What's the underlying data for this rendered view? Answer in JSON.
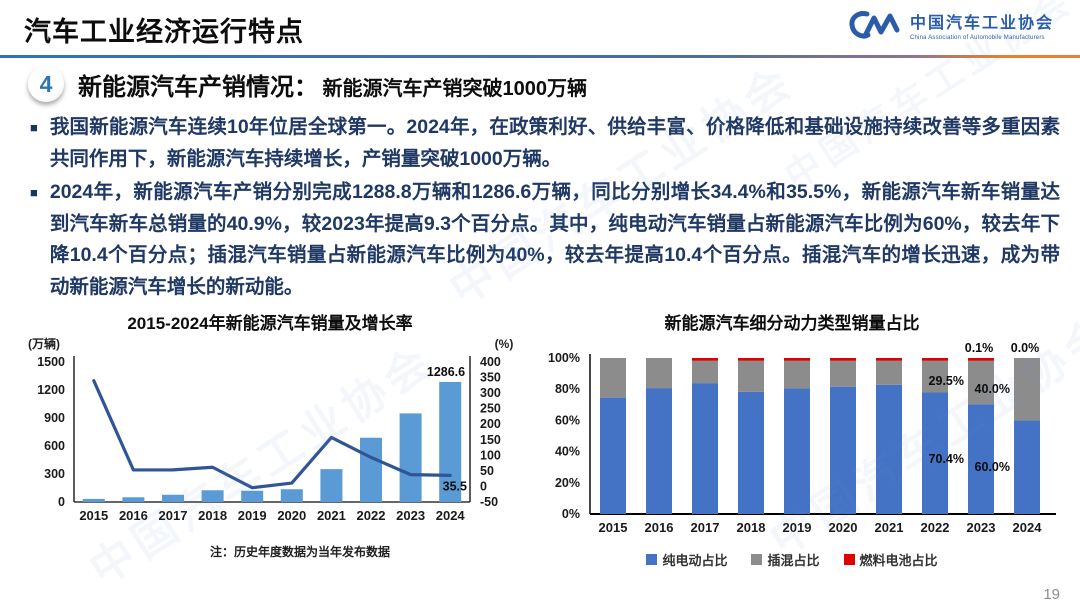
{
  "header": {
    "title": "汽车工业经济运行特点",
    "logo": {
      "org_cn": "中国汽车工业协会",
      "org_en": "China Association of Automobile Manufacturers"
    }
  },
  "section": {
    "number": "4",
    "heading": "新能源汽车产销情况：",
    "subheading": "新能源汽车产销突破1000万辆"
  },
  "bullets": [
    "我国新能源汽车连续10年位居全球第一。2024年，在政策利好、供给丰富、价格降低和基础设施持续改善等多重因素共同作用下，新能源汽车持续增长，产销量突破1000万辆。",
    "2024年，新能源汽车产销分别完成1288.8万辆和1286.6万辆，同比分别增长34.4%和35.5%，新能源汽车新车销量达到汽车新车总销量的40.9%，较2023年提高9.3个百分点。其中，纯电动汽车销量占新能源汽车比例为60%，较去年下降10.4个百分点；插混汽车销量占新能源汽车比例为40%，较去年提高10.4个百分点。插混汽车的增长迅速，成为带动新能源汽车增长的新动能。"
  ],
  "note": "注：历史年度数据为当年发布数据",
  "page_number": "19",
  "watermark": "中国汽车工业协会",
  "colors": {
    "accent_blue": "#2E74B5",
    "accent_orange": "#ED7D31",
    "body_text": "#1F3864",
    "bar_light_blue": "#5B9BD5",
    "line_dark_blue": "#2F5597",
    "bar_blue": "#4472C4",
    "bar_gray": "#8C8C8C",
    "bar_red": "#E00000"
  },
  "chart_data": [
    {
      "type": "bar",
      "subtype": "combo-bar-line",
      "title": "2015-2024年新能源汽车销量及增长率",
      "categories": [
        "2015",
        "2016",
        "2017",
        "2018",
        "2019",
        "2020",
        "2021",
        "2022",
        "2023",
        "2024"
      ],
      "series": [
        {
          "name": "销量",
          "type": "bar",
          "unit": "万辆",
          "color": "#5B9BD5",
          "values": [
            33.1,
            50.7,
            77.7,
            125.6,
            120.6,
            136.7,
            352.1,
            688.7,
            949.5,
            1286.6
          ]
        },
        {
          "name": "增长率",
          "type": "line",
          "unit": "%",
          "color": "#2F5597",
          "values": [
            340,
            53,
            53.3,
            61.7,
            -4.0,
            10.9,
            157.5,
            93.4,
            37.9,
            35.5
          ]
        }
      ],
      "left_axis": {
        "label": "(万辆)",
        "min": 0,
        "max": 1500,
        "step": 300
      },
      "right_axis": {
        "label": "(%)",
        "min": -50,
        "max": 400,
        "step": 50
      },
      "grid": false,
      "legend_position": "none",
      "data_labels": [
        {
          "category": "2024",
          "series": "销量",
          "text": "1286.6"
        },
        {
          "category": "2024",
          "series": "增长率",
          "text": "35.5"
        }
      ]
    },
    {
      "type": "bar",
      "subtype": "stacked-percent",
      "title": "新能源汽车细分动力类型销量占比",
      "categories": [
        "2015",
        "2016",
        "2017",
        "2018",
        "2019",
        "2020",
        "2021",
        "2022",
        "2023",
        "2024"
      ],
      "series": [
        {
          "name": "纯电动占比",
          "color": "#4472C4",
          "values": [
            74.6,
            80.7,
            83.9,
            78.3,
            80.6,
            81.6,
            82.8,
            77.9,
            70.4,
            60.0
          ]
        },
        {
          "name": "插混占比",
          "color": "#8C8C8C",
          "values": [
            25.4,
            19.3,
            16.0,
            21.6,
            19.3,
            18.3,
            17.1,
            22.0,
            29.5,
            40.0
          ]
        },
        {
          "name": "燃料电池占比",
          "color": "#E00000",
          "values": [
            0.0,
            0.0,
            0.1,
            0.1,
            0.1,
            0.1,
            0.1,
            0.1,
            0.1,
            0.0
          ]
        }
      ],
      "y_axis": {
        "min": 0,
        "max": 100,
        "step": 20,
        "format": "percent"
      },
      "grid": false,
      "legend_position": "bottom",
      "data_labels": [
        {
          "category": "2023",
          "series": "燃料电池占比",
          "text": "0.1%"
        },
        {
          "category": "2023",
          "series": "插混占比",
          "text": "29.5%"
        },
        {
          "category": "2023",
          "series": "纯电动占比",
          "text": "70.4%"
        },
        {
          "category": "2024",
          "series": "燃料电池占比",
          "text": "0.0%"
        },
        {
          "category": "2024",
          "series": "插混占比",
          "text": "40.0%"
        },
        {
          "category": "2024",
          "series": "纯电动占比",
          "text": "60.0%"
        }
      ]
    }
  ]
}
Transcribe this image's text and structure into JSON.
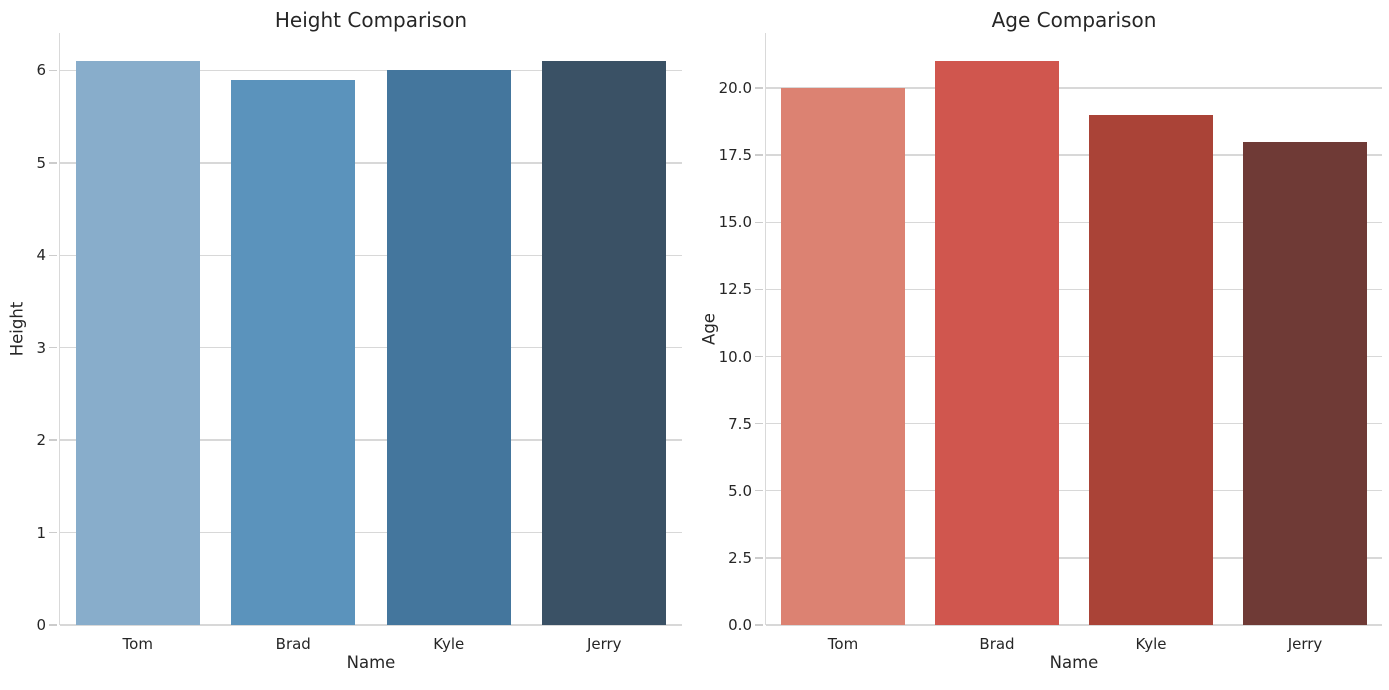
{
  "figure": {
    "background": "#ffffff",
    "text_color": "#262626",
    "grid_color": "#d8d8d8",
    "spine_color": "#cccccc"
  },
  "chart_data": [
    {
      "type": "bar",
      "title": "Height Comparison",
      "xlabel": "Name",
      "ylabel": "Height",
      "categories": [
        "Tom",
        "Brad",
        "Kyle",
        "Jerry"
      ],
      "values": [
        6.1,
        5.9,
        6.0,
        6.1
      ],
      "bar_colors": [
        "#88adcb",
        "#5b93bc",
        "#44769d",
        "#3a5165"
      ],
      "ylim": [
        0,
        6.405
      ],
      "yticks": [
        0,
        1,
        2,
        3,
        4,
        5,
        6
      ],
      "ytick_labels": [
        "0",
        "1",
        "2",
        "3",
        "4",
        "5",
        "6"
      ],
      "grid": true,
      "legend_position": "none",
      "bar_width_fraction": 0.8
    },
    {
      "type": "bar",
      "title": "Age Comparison",
      "xlabel": "Name",
      "ylabel": "Age",
      "categories": [
        "Tom",
        "Brad",
        "Kyle",
        "Jerry"
      ],
      "values": [
        20,
        21,
        19,
        18
      ],
      "bar_colors": [
        "#dc8272",
        "#d0564e",
        "#aa4337",
        "#6f3a36"
      ],
      "ylim": [
        0,
        22.05
      ],
      "yticks": [
        0,
        2.5,
        5,
        7.5,
        10,
        12.5,
        15,
        17.5,
        20
      ],
      "ytick_labels": [
        "0.0",
        "2.5",
        "5.0",
        "7.5",
        "10.0",
        "12.5",
        "15.0",
        "17.5",
        "20.0"
      ],
      "grid": true,
      "legend_position": "none",
      "bar_width_fraction": 0.8
    }
  ]
}
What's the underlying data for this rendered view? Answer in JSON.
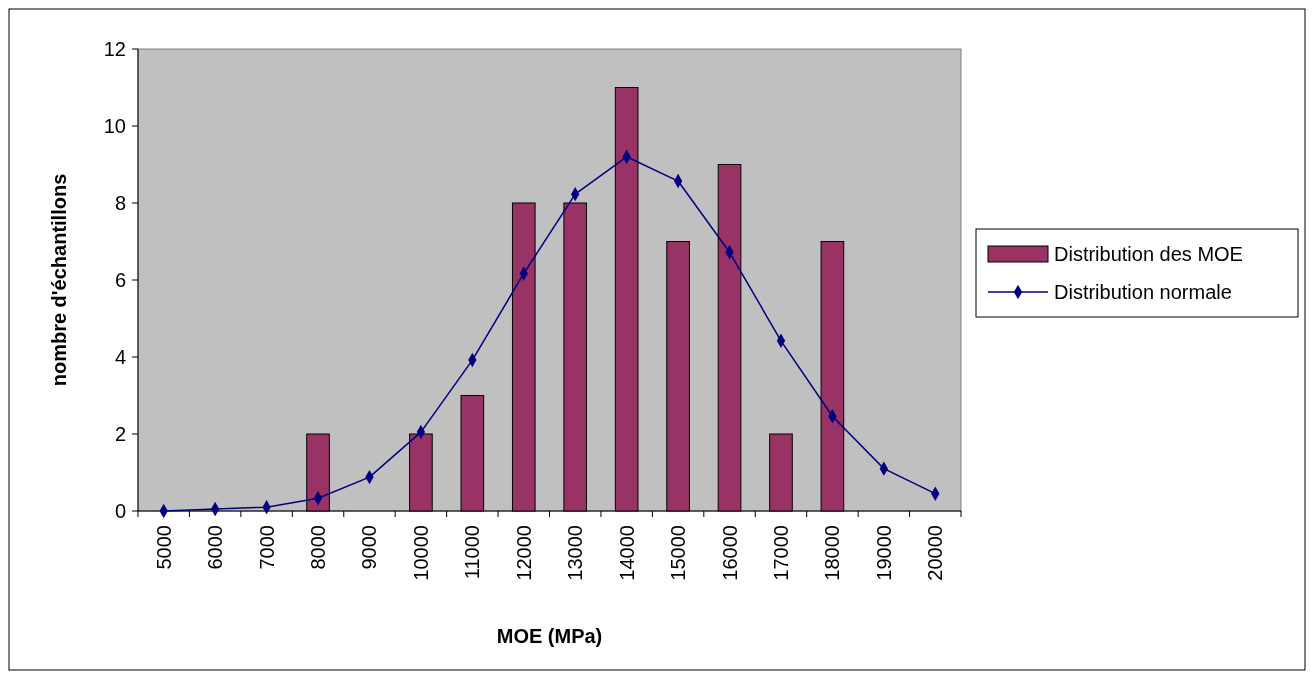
{
  "chart_data": {
    "type": "bar",
    "xlabel": "MOE (MPa)",
    "ylabel": "nombre d'échantillons",
    "categories": [
      "5000",
      "6000",
      "7000",
      "8000",
      "9000",
      "10000",
      "11000",
      "12000",
      "13000",
      "14000",
      "15000",
      "16000",
      "17000",
      "18000",
      "19000",
      "20000"
    ],
    "series": [
      {
        "name": "Distribution des MOE",
        "color": "#993366",
        "values": [
          0,
          0,
          0,
          2,
          0,
          2,
          3,
          8,
          8,
          11,
          7,
          9,
          2,
          7,
          0,
          0
        ]
      },
      {
        "name": "Distribution normale",
        "type": "line",
        "color": "#000080",
        "marker": "diamond",
        "values": [
          0,
          0.05,
          0.1,
          0.33,
          0.88,
          2.05,
          3.92,
          6.17,
          8.23,
          9.2,
          8.57,
          6.72,
          4.42,
          2.46,
          1.1,
          0.45
        ]
      }
    ],
    "ylim": [
      0,
      12
    ],
    "yticks": [
      0,
      2,
      4,
      6,
      8,
      10,
      12
    ],
    "grid": false,
    "legend": "right"
  }
}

* INSTRUCTIONS TO FOLLOW *
Write out the entries above verbatim; the pictures do not belong in your copy.

* RESULT FOR THIS EXERCISE *
What's the underlying data for this rendered view? Answer in JSON.
{
  "header": {
    "title": "汽车工业经济运行特点",
    "logo": {
      "org_cn": "中国汽车工业协会",
      "org_en": "China Association of Automobile Manufacturers"
    }
  },
  "section": {
    "number": "4",
    "heading": "新能源汽车产销情况：",
    "subheading": "新能源汽车产销突破1000万辆"
  },
  "bullets": [
    "我国新能源汽车连续10年位居全球第一。2024年，在政策利好、供给丰富、价格降低和基础设施持续改善等多重因素共同作用下，新能源汽车持续增长，产销量突破1000万辆。",
    "2024年，新能源汽车产销分别完成1288.8万辆和1286.6万辆，同比分别增长34.4%和35.5%，新能源汽车新车销量达到汽车新车总销量的40.9%，较2023年提高9.3个百分点。其中，纯电动汽车销量占新能源汽车比例为60%，较去年下降10.4个百分点；插混汽车销量占新能源汽车比例为40%，较去年提高10.4个百分点。插混汽车的增长迅速，成为带动新能源汽车增长的新动能。"
  ],
  "note": "注：历史年度数据为当年发布数据",
  "page_number": "19",
  "watermark": "中国汽车工业协会",
  "colors": {
    "accent_blue": "#2E74B5",
    "accent_orange": "#ED7D31",
    "body_text": "#1F3864",
    "bar_light_blue": "#5B9BD5",
    "line_dark_blue": "#2F5597",
    "bar_blue": "#4472C4",
    "bar_gray": "#8C8C8C",
    "bar_red": "#E00000"
  },
  "chart_data": [
    {
      "type": "bar",
      "subtype": "combo-bar-line",
      "title": "2015-2024年新能源汽车销量及增长率",
      "categories": [
        "2015",
        "2016",
        "2017",
        "2018",
        "2019",
        "2020",
        "2021",
        "2022",
        "2023",
        "2024"
      ],
      "series": [
        {
          "name": "销量",
          "type": "bar",
          "unit": "万辆",
          "color": "#5B9BD5",
          "values": [
            33.1,
            50.7,
            77.7,
            125.6,
            120.6,
            136.7,
            352.1,
            688.7,
            949.5,
            1286.6
          ]
        },
        {
          "name": "增长率",
          "type": "line",
          "unit": "%",
          "color": "#2F5597",
          "values": [
            340,
            53,
            53.3,
            61.7,
            -4.0,
            10.9,
            157.5,
            93.4,
            37.9,
            35.5
          ]
        }
      ],
      "left_axis": {
        "label": "(万辆)",
        "min": 0,
        "max": 1500,
        "step": 300
      },
      "right_axis": {
        "label": "(%)",
        "min": -50,
        "max": 400,
        "step": 50
      },
      "grid": false,
      "legend_position": "none",
      "data_labels": [
        {
          "category": "2024",
          "series": "销量",
          "text": "1286.6"
        },
        {
          "category": "2024",
          "series": "增长率",
          "text": "35.5"
        }
      ]
    },
    {
      "type": "bar",
      "subtype": "stacked-percent",
      "title": "新能源汽车细分动力类型销量占比",
      "categories": [
        "2015",
        "2016",
        "2017",
        "2018",
        "2019",
        "2020",
        "2021",
        "2022",
        "2023",
        "2024"
      ],
      "series": [
        {
          "name": "纯电动占比",
          "color": "#4472C4",
          "values": [
            74.6,
            80.7,
            83.9,
            78.3,
            80.6,
            81.6,
            82.8,
            77.9,
            70.4,
            60.0
          ]
        },
        {
          "name": "插混占比",
          "color": "#8C8C8C",
          "values": [
            25.4,
            19.3,
            16.0,
            21.6,
            19.3,
            18.3,
            17.1,
            22.0,
            29.5,
            40.0
          ]
        },
        {
          "name": "燃料电池占比",
          "color": "#E00000",
          "values": [
            0.0,
            0.0,
            0.1,
            0.1,
            0.1,
            0.1,
            0.1,
            0.1,
            0.1,
            0.0
          ]
        }
      ],
      "y_axis": {
        "min": 0,
        "max": 100,
        "step": 20,
        "format": "percent"
      },
      "grid": false,
      "legend_position": "bottom",
      "data_labels": [
        {
          "category": "2023",
          "series": "燃料电池占比",
          "text": "0.1%"
        },
        {
          "category": "2023",
          "series": "插混占比",
          "text": "29.5%"
        },
        {
          "category": "2023",
          "series": "纯电动占比",
          "text": "70.4%"
        },
        {
          "category": "2024",
          "series": "燃料电池占比",
          "text": "0.0%"
        },
        {
          "category": "2024",
          "series": "插混占比",
          "text": "40.0%"
        },
        {
          "category": "2024",
          "series": "纯电动占比",
          "text": "60.0%"
        }
      ]
    }
  ]
}
Transcribe this image's text and structure into JSON.
{
  "figure": {
    "background": "#ffffff",
    "text_color": "#262626",
    "grid_color": "#d8d8d8",
    "spine_color": "#cccccc"
  },
  "chart_data": [
    {
      "type": "bar",
      "title": "Height Comparison",
      "xlabel": "Name",
      "ylabel": "Height",
      "categories": [
        "Tom",
        "Brad",
        "Kyle",
        "Jerry"
      ],
      "values": [
        6.1,
        5.9,
        6.0,
        6.1
      ],
      "bar_colors": [
        "#88adcb",
        "#5b93bc",
        "#44769d",
        "#3a5165"
      ],
      "ylim": [
        0,
        6.405
      ],
      "yticks": [
        0,
        1,
        2,
        3,
        4,
        5,
        6
      ],
      "ytick_labels": [
        "0",
        "1",
        "2",
        "3",
        "4",
        "5",
        "6"
      ],
      "grid": true,
      "legend_position": "none",
      "bar_width_fraction": 0.8
    },
    {
      "type": "bar",
      "title": "Age Comparison",
      "xlabel": "Name",
      "ylabel": "Age",
      "categories": [
        "Tom",
        "Brad",
        "Kyle",
        "Jerry"
      ],
      "values": [
        20,
        21,
        19,
        18
      ],
      "bar_colors": [
        "#dc8272",
        "#d0564e",
        "#aa4337",
        "#6f3a36"
      ],
      "ylim": [
        0,
        22.05
      ],
      "yticks": [
        0,
        2.5,
        5,
        7.5,
        10,
        12.5,
        15,
        17.5,
        20
      ],
      "ytick_labels": [
        "0.0",
        "2.5",
        "5.0",
        "7.5",
        "10.0",
        "12.5",
        "15.0",
        "17.5",
        "20.0"
      ],
      "grid": true,
      "legend_position": "none",
      "bar_width_fraction": 0.8
    }
  ]
}
What's the underlying data for this rendered view? Answer in JSON.
{
  "chart_data": {
    "type": "bar",
    "xlabel": "MOE (MPa)",
    "ylabel": "nombre d'échantillons",
    "categories": [
      "5000",
      "6000",
      "7000",
      "8000",
      "9000",
      "10000",
      "11000",
      "12000",
      "13000",
      "14000",
      "15000",
      "16000",
      "17000",
      "18000",
      "19000",
      "20000"
    ],
    "series": [
      {
        "name": "Distribution des MOE",
        "color": "#993366",
        "values": [
          0,
          0,
          0,
          2,
          0,
          2,
          3,
          8,
          8,
          11,
          7,
          9,
          2,
          7,
          0,
          0
        ]
      },
      {
        "name": "Distribution normale",
        "type": "line",
        "color": "#000080",
        "marker": "diamond",
        "values": [
          0,
          0.05,
          0.1,
          0.33,
          0.88,
          2.05,
          3.92,
          6.17,
          8.23,
          9.2,
          8.57,
          6.72,
          4.42,
          2.46,
          1.1,
          0.45
        ]
      }
    ],
    "ylim": [
      0,
      12
    ],
    "yticks": [
      0,
      2,
      4,
      6,
      8,
      10,
      12
    ],
    "grid": false,
    "legend": "right"
  }
}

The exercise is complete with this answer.